##### EXCERPTED DATA #####
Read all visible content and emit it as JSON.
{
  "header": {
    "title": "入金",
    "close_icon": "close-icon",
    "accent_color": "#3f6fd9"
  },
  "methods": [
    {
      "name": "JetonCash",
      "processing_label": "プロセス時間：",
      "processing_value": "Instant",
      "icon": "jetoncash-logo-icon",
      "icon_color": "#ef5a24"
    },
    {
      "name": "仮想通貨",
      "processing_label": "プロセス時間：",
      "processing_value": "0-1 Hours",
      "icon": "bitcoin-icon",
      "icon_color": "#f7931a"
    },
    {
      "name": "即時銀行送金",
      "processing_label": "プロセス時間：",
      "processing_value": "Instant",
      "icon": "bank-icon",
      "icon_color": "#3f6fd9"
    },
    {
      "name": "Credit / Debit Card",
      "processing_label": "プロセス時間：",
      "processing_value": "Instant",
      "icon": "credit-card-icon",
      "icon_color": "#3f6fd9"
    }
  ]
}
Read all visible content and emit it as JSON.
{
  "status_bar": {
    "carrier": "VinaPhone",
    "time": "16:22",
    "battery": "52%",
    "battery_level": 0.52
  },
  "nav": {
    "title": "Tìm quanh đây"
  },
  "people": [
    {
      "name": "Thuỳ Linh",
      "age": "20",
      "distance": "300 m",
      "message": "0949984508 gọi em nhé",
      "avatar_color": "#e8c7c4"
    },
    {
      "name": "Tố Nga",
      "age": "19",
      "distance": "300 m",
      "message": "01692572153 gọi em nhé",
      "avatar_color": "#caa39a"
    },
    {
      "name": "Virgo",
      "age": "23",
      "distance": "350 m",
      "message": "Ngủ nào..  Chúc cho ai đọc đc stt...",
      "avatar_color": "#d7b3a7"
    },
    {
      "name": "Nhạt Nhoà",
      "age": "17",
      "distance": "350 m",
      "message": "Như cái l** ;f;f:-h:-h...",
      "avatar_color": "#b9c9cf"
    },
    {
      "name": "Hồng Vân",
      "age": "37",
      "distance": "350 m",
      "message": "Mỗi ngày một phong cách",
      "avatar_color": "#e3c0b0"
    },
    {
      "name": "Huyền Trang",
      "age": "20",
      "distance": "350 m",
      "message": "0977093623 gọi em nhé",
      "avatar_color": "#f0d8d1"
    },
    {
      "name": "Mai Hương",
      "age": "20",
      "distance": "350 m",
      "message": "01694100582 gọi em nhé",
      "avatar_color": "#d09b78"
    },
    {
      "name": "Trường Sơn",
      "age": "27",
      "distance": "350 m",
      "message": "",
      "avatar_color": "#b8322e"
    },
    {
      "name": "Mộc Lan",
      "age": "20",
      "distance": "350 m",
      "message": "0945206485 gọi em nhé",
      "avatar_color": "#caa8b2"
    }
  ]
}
#####
### WHAT YOU HAVE TO DO
Your task is to print all of the records exactly.

### SOLUTION TO THE EXERCISE
Read all visible content and emit it as JSON.
{
  "header": {
    "title": "入金",
    "close_icon": "close-icon",
    "accent_color": "#3f6fd9"
  },
  "methods": [
    {
      "name": "JetonCash",
      "processing_label": "プロセス時間：",
      "processing_value": "Instant",
      "icon": "jetoncash-logo-icon",
      "icon_color": "#ef5a24"
    },
    {
      "name": "仮想通貨",
      "processing_label": "プロセス時間：",
      "processing_value": "0-1 Hours",
      "icon": "bitcoin-icon",
      "icon_color": "#f7931a"
    },
    {
      "name": "即時銀行送金",
      "processing_label": "プロセス時間：",
      "processing_value": "Instant",
      "icon": "bank-icon",
      "icon_color": "#3f6fd9"
    },
    {
      "name": "Credit / Debit Card",
      "processing_label": "プロセス時間：",
      "processing_value": "Instant",
      "icon": "credit-card-icon",
      "icon_color": "#3f6fd9"
    }
  ]
}
Read all visible content and emit it as JSON.
{
  "status_bar": {
    "carrier": "VinaPhone",
    "time": "16:22",
    "battery": "52%",
    "battery_level": 0.52
  },
  "nav": {
    "title": "Tìm quanh đây"
  },
  "people": [
    {
      "name": "Thuỳ Linh",
      "age": "20",
      "distance": "300 m",
      "message": "0949984508 gọi em nhé",
      "avatar_color": "#e8c7c4"
    },
    {
      "name": "Tố Nga",
      "age": "19",
      "distance": "300 m",
      "message": "01692572153 gọi em nhé",
      "avatar_color": "#caa39a"
    },
    {
      "name": "Virgo",
      "age": "23",
      "distance": "350 m",
      "message": "Ngủ nào..  Chúc cho ai đọc đc stt...",
      "avatar_color": "#d7b3a7"
    },
    {
      "name": "Nhạt Nhoà",
      "age": "17",
      "distance": "350 m",
      "message": "Như cái l** ;f;f:-h:-h...",
      "avatar_color": "#b9c9cf"
    },
    {
      "name": "Hồng Vân",
      "age": "37",
      "distance": "350 m",
      "message": "Mỗi ngày một phong cách",
      "avatar_color": "#e3c0b0"
    },
    {
      "name": "Huyền Trang",
      "age": "20",
      "distance": "350 m",
      "message": "0977093623 gọi em nhé",
      "avatar_color": "#f0d8d1"
    },
    {
      "name": "Mai Hương",
      "age": "20",
      "distance": "350 m",
      "message": "01694100582 gọi em nhé",
      "avatar_color": "#d09b78"
    },
    {
      "name": "Trường Sơn",
      "age": "27",
      "distance": "350 m",
      "message": "",
      "avatar_color": "#b8322e"
    },
    {
      "name": "Mộc Lan",
      "age": "20",
      "distance": "350 m",
      "message": "0945206485 gọi em nhé",
      "avatar_color": "#caa8b2"
    }
  ]
}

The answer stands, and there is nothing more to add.